## WRITTEN EXERCISE
Give the material once more, word for word, without any images.

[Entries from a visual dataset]
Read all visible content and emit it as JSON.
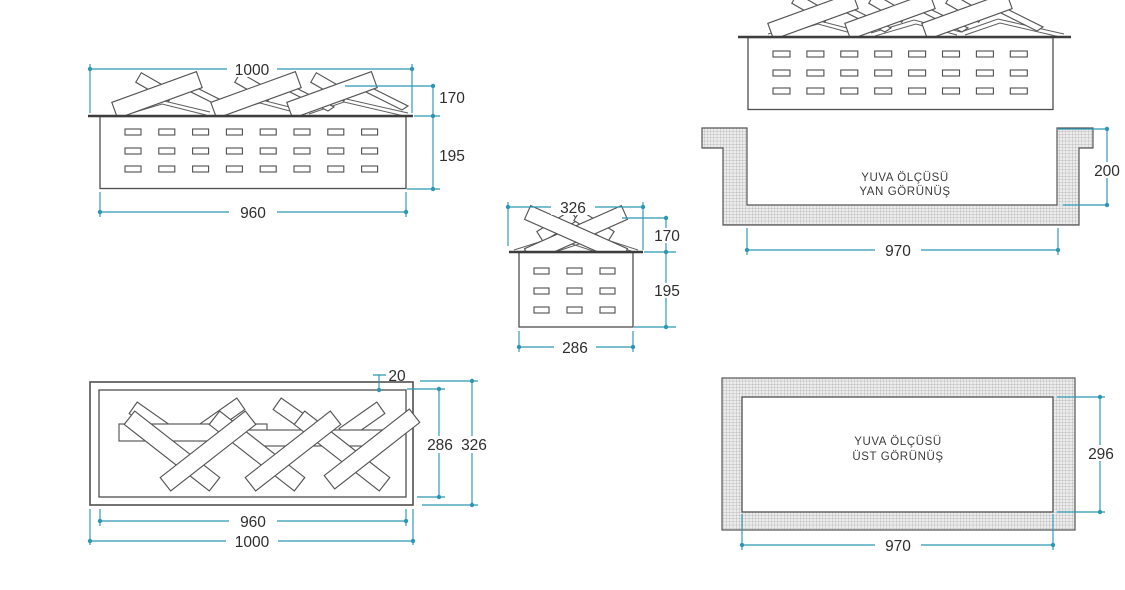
{
  "colors": {
    "dimension_line": "#2b97b3",
    "drawing_line": "#4f4f4f",
    "hatch_fill": "#ededed"
  },
  "views": {
    "burner_front": {
      "dims": {
        "top_width": "1000",
        "log_height": "170",
        "body_height": "195",
        "bottom_width": "960"
      }
    },
    "burner_side": {
      "dims": {
        "top_width": "326",
        "log_height": "170",
        "body_height": "195",
        "bottom_width": "286"
      }
    },
    "recess_side": {
      "label_line1": "YUVA ÖLÇÜSÜ",
      "label_line2": "YAN GÖRÜNÜŞ",
      "dims": {
        "depth": "200",
        "width": "970"
      }
    },
    "burner_top": {
      "dims": {
        "lip_offset": "20",
        "inner_depth": "286",
        "outer_depth": "326",
        "inner_width": "960",
        "outer_width": "1000"
      }
    },
    "recess_top": {
      "label_line1": "YUVA ÖLÇÜSÜ",
      "label_line2": "ÜST GÖRÜNÜŞ",
      "dims": {
        "depth": "296",
        "width": "970"
      }
    }
  }
}
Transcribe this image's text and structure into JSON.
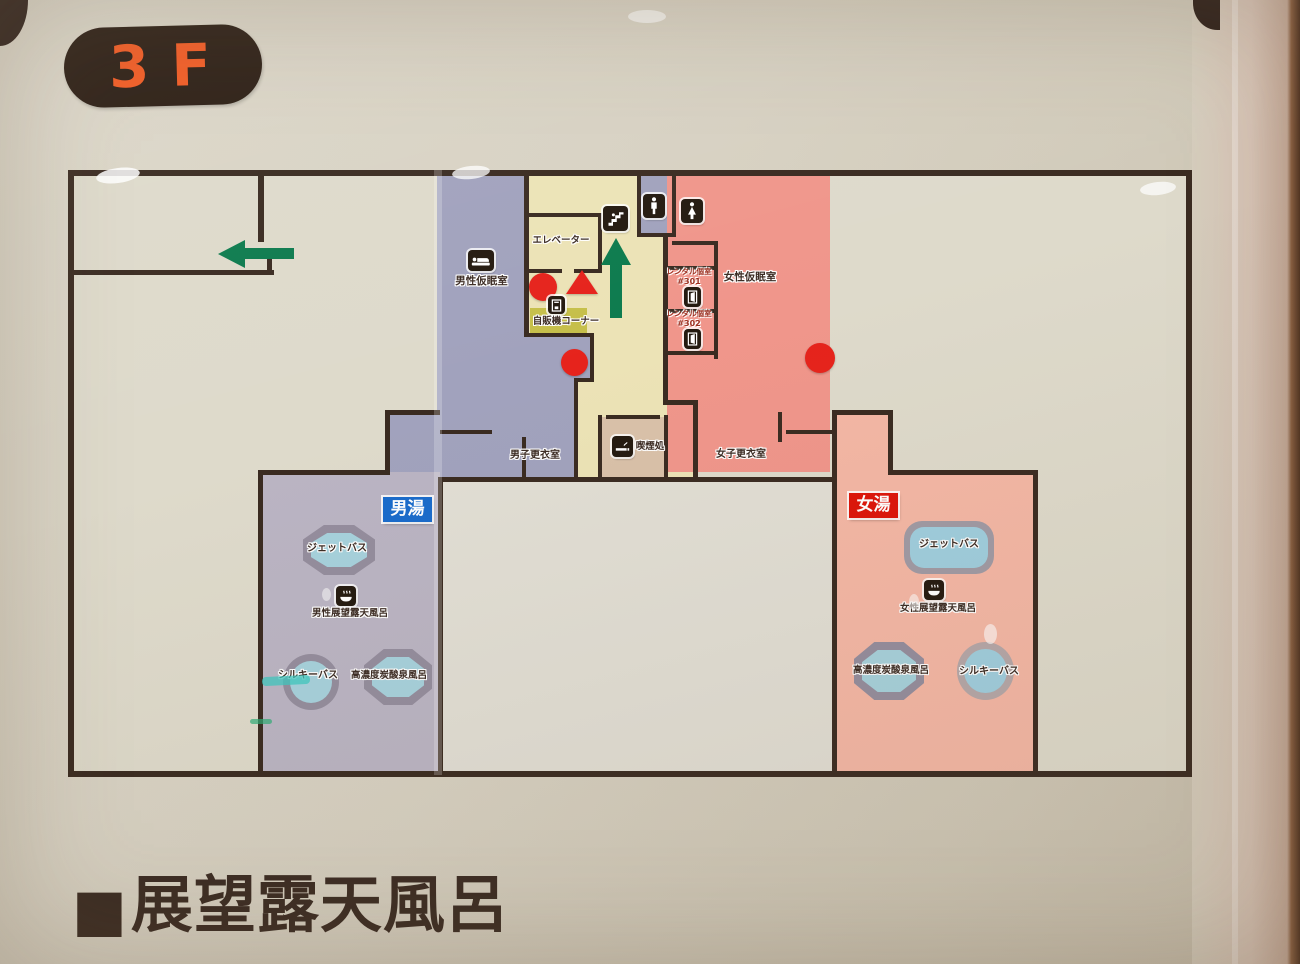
{
  "floor_badge": {
    "label": "3F"
  },
  "plan": {
    "rooms": {
      "male_nap_room": "男性仮眠室",
      "elevator": "エレベーター",
      "vending_corner": "自販機コーナー",
      "male_changing_room": "男子更衣室",
      "smoking_area": "喫煙処",
      "female_changing_room": "女子更衣室",
      "female_nap_room": "女性仮眠室",
      "rental_301": {
        "name": "レンタル個室",
        "number": "#301"
      },
      "rental_302": {
        "name": "レンタル個室",
        "number": "#302"
      }
    },
    "mens_bath": {
      "zone_label": "男湯",
      "jet_bath": "ジェットバス",
      "observation_bath": "男性展望露天風呂",
      "silky_bath": "シルキーバス",
      "carbonated_bath": "高濃度炭酸泉風呂"
    },
    "womens_bath": {
      "zone_label": "女湯",
      "jet_bath": "ジェットバス",
      "observation_bath": "女性展望露天風呂",
      "silky_bath": "シルキーバス",
      "carbonated_bath": "高濃度炭酸泉風呂"
    }
  },
  "legend": {
    "bullet": "■",
    "title": "展望露天風呂"
  },
  "icons": {
    "bed": "nap-room bed pictogram",
    "stairs": "stairs pictogram",
    "male_toilet": "men's restroom pictogram",
    "female_toilet": "women's restroom pictogram",
    "vending_machine": "vending machine pictogram",
    "smoking": "smoking area pictogram",
    "door": "private room door pictogram",
    "onsen_bath": "open-air bath pictogram",
    "up_arrow": "green route arrow up",
    "left_arrow": "green route arrow left",
    "red_circle": "current location / route marker",
    "red_triangle": "route marker"
  },
  "colors": {
    "wall": "#3a2b21",
    "zone_purple": "#a1a2bd",
    "zone_mens_bath": "#bab4c3",
    "zone_yellow": "#ece3b6",
    "zone_pink": "#f0968b",
    "zone_womens_bath": "#f4b7a5",
    "smoking_room": "#d9c1a9",
    "vending_block": "#c6bf4a",
    "bath_water": "#a6d1dc",
    "bath_rim": "#948d9d",
    "arrow_green": "#0d7b4e",
    "marker_red": "#e6231c",
    "mens_tag_blue": "#1a6bcb",
    "womens_tag_red": "#dd1509",
    "badge_bg": "#2b1d13",
    "badge_text": "#f15a22"
  }
}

## RESPONSE
Read all visible content and emit it as JSON.
{
  "colors": {
    "dimension_line": "#2b97b3",
    "drawing_line": "#4f4f4f",
    "hatch_fill": "#ededed"
  },
  "views": {
    "burner_front": {
      "dims": {
        "top_width": "1000",
        "log_height": "170",
        "body_height": "195",
        "bottom_width": "960"
      }
    },
    "burner_side": {
      "dims": {
        "top_width": "326",
        "log_height": "170",
        "body_height": "195",
        "bottom_width": "286"
      }
    },
    "recess_side": {
      "label_line1": "YUVA ÖLÇÜSÜ",
      "label_line2": "YAN GÖRÜNÜŞ",
      "dims": {
        "depth": "200",
        "width": "970"
      }
    },
    "burner_top": {
      "dims": {
        "lip_offset": "20",
        "inner_depth": "286",
        "outer_depth": "326",
        "inner_width": "960",
        "outer_width": "1000"
      }
    },
    "recess_top": {
      "label_line1": "YUVA ÖLÇÜSÜ",
      "label_line2": "ÜST GÖRÜNÜŞ",
      "dims": {
        "depth": "296",
        "width": "970"
      }
    }
  }
}
Transcribe this image's text and structure into JSON.
{
  "floor_badge": {
    "label": "3F"
  },
  "plan": {
    "rooms": {
      "male_nap_room": "男性仮眠室",
      "elevator": "エレベーター",
      "vending_corner": "自販機コーナー",
      "male_changing_room": "男子更衣室",
      "smoking_area": "喫煙処",
      "female_changing_room": "女子更衣室",
      "female_nap_room": "女性仮眠室",
      "rental_301": {
        "name": "レンタル個室",
        "number": "#301"
      },
      "rental_302": {
        "name": "レンタル個室",
        "number": "#302"
      }
    },
    "mens_bath": {
      "zone_label": "男湯",
      "jet_bath": "ジェットバス",
      "observation_bath": "男性展望露天風呂",
      "silky_bath": "シルキーバス",
      "carbonated_bath": "高濃度炭酸泉風呂"
    },
    "womens_bath": {
      "zone_label": "女湯",
      "jet_bath": "ジェットバス",
      "observation_bath": "女性展望露天風呂",
      "silky_bath": "シルキーバス",
      "carbonated_bath": "高濃度炭酸泉風呂"
    }
  },
  "legend": {
    "bullet": "■",
    "title": "展望露天風呂"
  },
  "icons": {
    "bed": "nap-room bed pictogram",
    "stairs": "stairs pictogram",
    "male_toilet": "men's restroom pictogram",
    "female_toilet": "women's restroom pictogram",
    "vending_machine": "vending machine pictogram",
    "smoking": "smoking area pictogram",
    "door": "private room door pictogram",
    "onsen_bath": "open-air bath pictogram",
    "up_arrow": "green route arrow up",
    "left_arrow": "green route arrow left",
    "red_circle": "current location / route marker",
    "red_triangle": "route marker"
  },
  "colors": {
    "wall": "#3a2b21",
    "zone_purple": "#a1a2bd",
    "zone_mens_bath": "#bab4c3",
    "zone_yellow": "#ece3b6",
    "zone_pink": "#f0968b",
    "zone_womens_bath": "#f4b7a5",
    "smoking_room": "#d9c1a9",
    "vending_block": "#c6bf4a",
    "bath_water": "#a6d1dc",
    "bath_rim": "#948d9d",
    "arrow_green": "#0d7b4e",
    "marker_red": "#e6231c",
    "mens_tag_blue": "#1a6bcb",
    "womens_tag_red": "#dd1509",
    "badge_bg": "#2b1d13",
    "badge_text": "#f15a22"
  }
}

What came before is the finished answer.